:: DATA IN THIS EXERCISE ::

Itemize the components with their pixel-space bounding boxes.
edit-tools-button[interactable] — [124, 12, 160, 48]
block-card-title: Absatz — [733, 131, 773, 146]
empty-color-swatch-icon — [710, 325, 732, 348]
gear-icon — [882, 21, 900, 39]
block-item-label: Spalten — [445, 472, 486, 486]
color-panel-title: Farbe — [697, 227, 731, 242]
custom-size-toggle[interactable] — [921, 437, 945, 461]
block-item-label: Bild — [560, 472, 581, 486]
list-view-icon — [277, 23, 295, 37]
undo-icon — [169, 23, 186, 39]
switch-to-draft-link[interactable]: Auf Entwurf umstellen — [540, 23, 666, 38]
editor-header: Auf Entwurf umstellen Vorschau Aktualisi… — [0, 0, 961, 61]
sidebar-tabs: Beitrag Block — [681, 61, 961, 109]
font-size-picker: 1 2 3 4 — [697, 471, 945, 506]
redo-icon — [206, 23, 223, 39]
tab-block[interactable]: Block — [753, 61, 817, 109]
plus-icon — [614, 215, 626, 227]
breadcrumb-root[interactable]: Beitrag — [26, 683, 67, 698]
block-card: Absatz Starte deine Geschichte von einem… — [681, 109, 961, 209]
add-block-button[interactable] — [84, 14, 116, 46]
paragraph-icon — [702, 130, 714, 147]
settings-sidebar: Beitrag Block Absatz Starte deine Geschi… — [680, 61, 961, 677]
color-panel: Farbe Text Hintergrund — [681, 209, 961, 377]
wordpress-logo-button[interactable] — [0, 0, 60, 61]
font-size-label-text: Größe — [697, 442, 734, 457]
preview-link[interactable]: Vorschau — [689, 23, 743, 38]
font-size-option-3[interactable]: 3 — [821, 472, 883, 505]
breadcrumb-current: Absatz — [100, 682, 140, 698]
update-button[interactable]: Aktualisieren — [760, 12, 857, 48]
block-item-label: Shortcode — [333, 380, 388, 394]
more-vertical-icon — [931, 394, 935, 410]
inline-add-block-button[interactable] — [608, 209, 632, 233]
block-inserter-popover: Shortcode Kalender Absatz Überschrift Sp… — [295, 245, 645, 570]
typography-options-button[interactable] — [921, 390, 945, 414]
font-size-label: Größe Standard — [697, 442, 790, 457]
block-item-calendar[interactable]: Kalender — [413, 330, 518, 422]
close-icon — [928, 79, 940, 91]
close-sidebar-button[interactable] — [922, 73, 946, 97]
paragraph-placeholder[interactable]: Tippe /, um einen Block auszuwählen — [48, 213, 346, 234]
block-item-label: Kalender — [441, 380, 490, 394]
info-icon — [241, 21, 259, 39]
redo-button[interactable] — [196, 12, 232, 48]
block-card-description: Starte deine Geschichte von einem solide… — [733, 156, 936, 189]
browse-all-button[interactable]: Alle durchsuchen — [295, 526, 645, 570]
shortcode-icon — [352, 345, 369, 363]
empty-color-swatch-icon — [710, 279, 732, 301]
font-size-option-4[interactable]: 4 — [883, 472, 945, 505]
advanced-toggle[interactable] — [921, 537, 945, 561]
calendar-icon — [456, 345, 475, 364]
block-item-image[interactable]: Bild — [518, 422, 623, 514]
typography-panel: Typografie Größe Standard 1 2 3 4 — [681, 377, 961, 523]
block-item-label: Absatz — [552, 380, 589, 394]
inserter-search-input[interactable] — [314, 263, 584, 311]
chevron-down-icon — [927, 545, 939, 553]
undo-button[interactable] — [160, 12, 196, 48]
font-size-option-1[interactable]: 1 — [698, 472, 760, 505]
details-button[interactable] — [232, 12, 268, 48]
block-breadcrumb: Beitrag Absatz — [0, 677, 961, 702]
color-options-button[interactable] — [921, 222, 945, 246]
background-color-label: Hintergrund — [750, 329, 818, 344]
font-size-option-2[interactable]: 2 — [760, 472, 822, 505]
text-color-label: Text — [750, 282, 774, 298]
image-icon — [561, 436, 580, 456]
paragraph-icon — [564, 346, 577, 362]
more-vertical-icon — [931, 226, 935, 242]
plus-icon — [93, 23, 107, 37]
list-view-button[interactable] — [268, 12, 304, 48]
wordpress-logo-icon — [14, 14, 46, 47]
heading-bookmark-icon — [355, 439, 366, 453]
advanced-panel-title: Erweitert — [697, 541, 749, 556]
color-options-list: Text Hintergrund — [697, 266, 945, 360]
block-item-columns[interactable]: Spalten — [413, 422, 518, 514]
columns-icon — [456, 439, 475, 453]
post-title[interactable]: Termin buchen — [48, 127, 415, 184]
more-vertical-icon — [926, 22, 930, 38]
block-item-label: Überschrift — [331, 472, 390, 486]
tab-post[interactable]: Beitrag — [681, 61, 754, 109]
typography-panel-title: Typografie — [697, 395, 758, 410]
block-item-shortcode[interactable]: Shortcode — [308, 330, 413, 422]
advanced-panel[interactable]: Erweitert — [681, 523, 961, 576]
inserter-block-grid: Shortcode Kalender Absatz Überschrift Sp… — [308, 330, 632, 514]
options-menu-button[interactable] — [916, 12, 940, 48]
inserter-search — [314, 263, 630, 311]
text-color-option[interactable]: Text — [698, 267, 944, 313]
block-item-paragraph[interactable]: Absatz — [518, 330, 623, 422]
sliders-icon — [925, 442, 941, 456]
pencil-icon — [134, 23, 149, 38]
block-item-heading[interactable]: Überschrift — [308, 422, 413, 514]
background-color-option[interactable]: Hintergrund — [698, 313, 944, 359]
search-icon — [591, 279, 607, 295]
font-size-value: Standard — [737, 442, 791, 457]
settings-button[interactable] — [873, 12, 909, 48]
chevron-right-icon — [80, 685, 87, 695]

:::

Render each line of the listing above as a Markdown table with two columns, Row and Line, where Row numbers the entries in order and Line holds the text. Leave out any blank lines.

| Row | Line |
|---|---|
| 1 | Itemize the components with their pixel-space bounding boxes. |
| 2 | edit-tools-button[interactable] — [124, 12, 160, 48] |
| 3 | block-card-title: Absatz — [733, 131, 773, 146] |
| 4 | empty-color-swatch-icon — [710, 325, 732, 348] |
| 5 | gear-icon — [882, 21, 900, 39] |
| 6 | block-item-label: Spalten — [445, 472, 486, 486] |
| 7 | color-panel-title: Farbe — [697, 227, 731, 242] |
| 8 | custom-size-toggle[interactable] — [921, 437, 945, 461] |
| 9 | block-item-label: Bild — [560, 472, 581, 486] |
| 10 | list-view-icon — [277, 23, 295, 37] |
| 11 | undo-icon — [169, 23, 186, 39] |
| 12 | switch-to-draft-link[interactable]: Auf Entwurf umstellen — [540, 23, 666, 38] |
| 13 | editor-header: Auf Entwurf umstellen Vorschau Aktualisi… — [0, 0, 961, 61] |
| 14 | sidebar-tabs: Beitrag Block — [681, 61, 961, 109] |
| 15 | font-size-picker: 1 2 3 4 — [697, 471, 945, 506] |
| 16 | redo-icon — [206, 23, 223, 39] |
| 17 | tab-block[interactable]: Block — [753, 61, 817, 109] |
| 18 | plus-icon — [614, 215, 626, 227] |
| 19 | breadcrumb-root[interactable]: Beitrag — [26, 683, 67, 698] |
| 20 | block-card: Absatz Starte deine Geschichte von einem… — [681, 109, 961, 209] |
| 21 | add-block-button[interactable] — [84, 14, 116, 46] |
| 22 | paragraph-icon — [702, 130, 714, 147] |
| 23 | settings-sidebar: Beitrag Block Absatz Starte deine Geschi… — [680, 61, 961, 677] |
| 24 | color-panel: Farbe Text Hintergrund — [681, 209, 961, 377] |
| 25 | wordpress-logo-button[interactable] — [0, 0, 60, 61] |
| 26 | font-size-label-text: Größe — [697, 442, 734, 457] |
| 27 | preview-link[interactable]: Vorschau — [689, 23, 743, 38] |
| 28 | font-size-option-3[interactable]: 3 — [821, 472, 883, 505] |
| 29 | breadcrumb-current: Absatz — [100, 682, 140, 698] |
| 30 | update-button[interactable]: Aktualisieren — [760, 12, 857, 48] |
| 31 | block-item-label: Shortcode — [333, 380, 388, 394] |
| 32 | more-vertical-icon — [931, 394, 935, 410] |
| 33 | inline-add-block-button[interactable] — [608, 209, 632, 233] |
| 34 | block-inserter-popover: Shortcode Kalender Absatz Überschrift Sp… — [295, 245, 645, 570] |
| 35 | typography-options-button[interactable] — [921, 390, 945, 414] |
| 36 | font-size-label: Größe Standard — [697, 442, 790, 457] |
| 37 | block-item-calendar[interactable]: Kalender — [413, 330, 518, 422] |
| 38 | close-icon — [928, 79, 940, 91] |
| 39 | close-sidebar-button[interactable] — [922, 73, 946, 97] |
| 40 | paragraph-placeholder[interactable]: Tippe /, um einen Block auszuwählen — [48, 213, 346, 234] |
| 41 | block-item-label: Kalender — [441, 380, 490, 394] |
| 42 | info-icon — [241, 21, 259, 39] |
| 43 | redo-button[interactable] — [196, 12, 232, 48] |
| 44 | block-card-description: Starte deine Geschichte von einem solide… — [733, 156, 936, 189] |
| 45 | browse-all-button[interactable]: Alle durchsuchen — [295, 526, 645, 570] |
| 46 | shortcode-icon — [352, 345, 369, 363] |
| 47 | empty-color-swatch-icon — [710, 279, 732, 301] |
| 48 | font-size-option-4[interactable]: 4 — [883, 472, 945, 505] |
| 49 | advanced-toggle[interactable] — [921, 537, 945, 561] |
| 50 | calendar-icon — [456, 345, 475, 364] |
| 51 | block-item-image[interactable]: Bild — [518, 422, 623, 514] |
| 52 | typography-panel: Typografie Größe Standard 1 2 3 4 — [681, 377, 961, 523] |
| 53 | block-item-label: Absatz — [552, 380, 589, 394] |
| 54 | inserter-search-input[interactable] — [314, 263, 584, 311] |
| 55 | chevron-down-icon — [927, 545, 939, 553] |
| 56 | undo-button[interactable] — [160, 12, 196, 48] |
| 57 | font-size-option-1[interactable]: 1 — [698, 472, 760, 505] |
| 58 | details-button[interactable] — [232, 12, 268, 48] |
| 59 | block-breadcrumb: Beitrag Absatz — [0, 677, 961, 702] |
| 60 | color-options-button[interactable] — [921, 222, 945, 246] |
| 61 | background-color-label: Hintergrund — [750, 329, 818, 344] |
| 62 | font-size-option-2[interactable]: 2 — [760, 472, 822, 505] |
| 63 | text-color-label: Text — [750, 282, 774, 298] |
| 64 | image-icon — [561, 436, 580, 456] |
| 65 | paragraph-icon — [564, 346, 577, 362] |
| 66 | more-vertical-icon — [931, 226, 935, 242] |
| 67 | plus-icon — [93, 23, 107, 37] |
| 68 | list-view-button[interactable] — [268, 12, 304, 48] |
| 69 | wordpress-logo-icon — [14, 14, 46, 47] |
| 70 | heading-bookmark-icon — [355, 439, 366, 453] |
| 71 | advanced-panel-title: Erweitert — [697, 541, 749, 556] |
| 72 | color-options-list: Text Hintergrund — [697, 266, 945, 360] |
| 73 | block-item-columns[interactable]: Spalten — [413, 422, 518, 514] |
| 74 | columns-icon — [456, 439, 475, 453] |
| 75 | post-title[interactable]: Termin buchen — [48, 127, 415, 184] |
| 76 | more-vertical-icon — [926, 22, 930, 38] |
| 77 | block-item-label: Überschrift — [331, 472, 390, 486] |
| 78 | tab-post[interactable]: Beitrag — [681, 61, 754, 109] |
| 79 | typography-panel-title: Typografie — [697, 395, 758, 410] |
| 80 | block-item-shortcode[interactable]: Shortcode — [308, 330, 413, 422] |
| 81 | advanced-panel[interactable]: Erweitert — [681, 523, 961, 576] |
| 82 | inserter-block-grid: Shortcode Kalender Absatz Überschrift Sp… — [308, 330, 632, 514] |
| 83 | options-menu-button[interactable] — [916, 12, 940, 48] |
| 84 | inserter-search — [314, 263, 630, 311] |
| 85 | text-color-option[interactable]: Text — [698, 267, 944, 313] |
| 86 | block-item-paragraph[interactable]: Absatz — [518, 330, 623, 422] |
| 87 | sliders-icon — [925, 442, 941, 456] |
| 88 | pencil-icon — [134, 23, 149, 38] |
| 89 | block-item-heading[interactable]: Überschrift — [308, 422, 413, 514] |
| 90 | background-color-option[interactable]: Hintergrund — [698, 313, 944, 359] |
| 91 | search-icon — [591, 279, 607, 295] |
| 92 | font-size-value: Standard — [737, 442, 791, 457] |
| 93 | settings-button[interactable] — [873, 12, 909, 48] |
| 94 | chevron-right-icon — [80, 685, 87, 695] |